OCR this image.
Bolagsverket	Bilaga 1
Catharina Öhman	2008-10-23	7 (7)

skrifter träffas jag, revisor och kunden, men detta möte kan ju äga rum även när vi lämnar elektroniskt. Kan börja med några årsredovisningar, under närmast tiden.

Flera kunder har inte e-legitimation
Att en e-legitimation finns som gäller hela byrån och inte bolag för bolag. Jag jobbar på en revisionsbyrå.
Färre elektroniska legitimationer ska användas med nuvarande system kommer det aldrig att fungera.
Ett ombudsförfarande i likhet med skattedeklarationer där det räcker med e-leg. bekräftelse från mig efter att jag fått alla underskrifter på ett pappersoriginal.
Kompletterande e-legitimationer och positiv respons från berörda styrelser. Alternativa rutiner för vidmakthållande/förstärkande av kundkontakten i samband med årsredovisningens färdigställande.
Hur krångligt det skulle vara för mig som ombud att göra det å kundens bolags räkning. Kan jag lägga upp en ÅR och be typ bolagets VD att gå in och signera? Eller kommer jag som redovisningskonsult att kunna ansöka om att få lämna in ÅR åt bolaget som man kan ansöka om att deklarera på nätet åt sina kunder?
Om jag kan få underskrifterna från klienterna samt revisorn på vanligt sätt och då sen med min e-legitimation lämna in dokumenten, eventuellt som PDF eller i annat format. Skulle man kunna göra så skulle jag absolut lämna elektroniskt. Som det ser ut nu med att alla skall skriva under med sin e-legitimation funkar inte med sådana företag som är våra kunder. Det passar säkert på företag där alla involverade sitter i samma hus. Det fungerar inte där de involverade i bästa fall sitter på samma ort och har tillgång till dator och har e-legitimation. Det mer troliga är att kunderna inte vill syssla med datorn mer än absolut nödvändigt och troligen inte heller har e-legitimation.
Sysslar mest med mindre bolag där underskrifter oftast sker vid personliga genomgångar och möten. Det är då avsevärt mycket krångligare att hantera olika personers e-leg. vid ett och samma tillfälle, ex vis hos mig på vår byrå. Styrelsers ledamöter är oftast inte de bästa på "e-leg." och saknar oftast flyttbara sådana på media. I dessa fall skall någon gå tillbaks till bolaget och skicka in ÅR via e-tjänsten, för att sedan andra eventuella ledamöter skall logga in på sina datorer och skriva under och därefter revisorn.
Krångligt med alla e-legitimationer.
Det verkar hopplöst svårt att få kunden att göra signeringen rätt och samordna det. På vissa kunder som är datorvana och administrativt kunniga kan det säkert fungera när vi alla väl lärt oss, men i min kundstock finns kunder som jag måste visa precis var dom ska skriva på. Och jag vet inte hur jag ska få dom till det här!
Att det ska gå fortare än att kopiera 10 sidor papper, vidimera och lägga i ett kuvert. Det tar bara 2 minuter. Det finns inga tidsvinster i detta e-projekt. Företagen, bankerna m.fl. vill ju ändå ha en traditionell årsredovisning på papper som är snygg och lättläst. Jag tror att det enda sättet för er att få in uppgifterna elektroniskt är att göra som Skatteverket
_ _ _ _
Report every line in the data that holds "legitimationer", copying each one.

◆ **Exercise result**
Färre elektroniska legitimationer ska användas med nuvarande system kommer det aldrig att fungera.
Kompletterande e-legitimationer och positiv respons från berörda styrelser. Alternativa rutiner för vidmakthållande/förstärkande av kundkontakten i samband med årsredovisningens färdigställande.
Krångligt med alla e-legitimationer.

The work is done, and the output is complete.